### Requirement
Copy out all the lines exactly. Omit pictures.

### Record set
################

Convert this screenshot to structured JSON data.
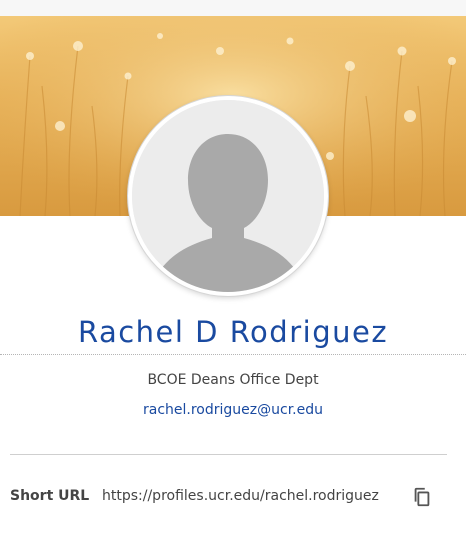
{
  "profile": {
    "name": "Rachel D Rodriguez",
    "department": "BCOE Deans Office Dept",
    "email": "rachel.rodriguez@ucr.edu"
  },
  "short_url": {
    "label": "Short URL",
    "value": "https://profiles.ucr.edu/rachel.rodriguez"
  },
  "icons": {
    "copy": "copy-icon",
    "avatar": "person-silhouette-icon"
  },
  "colors": {
    "name_link": "#1a4aa0",
    "banner": "#e8b35b",
    "text": "#444444"
  }
}
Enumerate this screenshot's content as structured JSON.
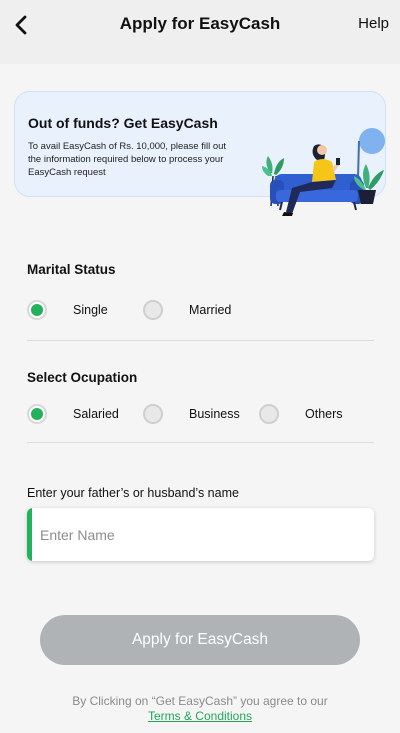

################

### Correct result
Convert this screenshot to structured JSON data.
{
  "profile": {
    "name": "Rachel D Rodriguez",
    "department": "BCOE Deans Office Dept",
    "email": "rachel.rodriguez@ucr.edu"
  },
  "short_url": {
    "label": "Short URL",
    "value": "https://profiles.ucr.edu/rachel.rodriguez"
  },
  "icons": {
    "copy": "copy-icon",
    "avatar": "person-silhouette-icon"
  },
  "colors": {
    "name_link": "#1a4aa0",
    "banner": "#e8b35b",
    "text": "#444444"
  }
}
Enumerate this screenshot's content as structured JSON.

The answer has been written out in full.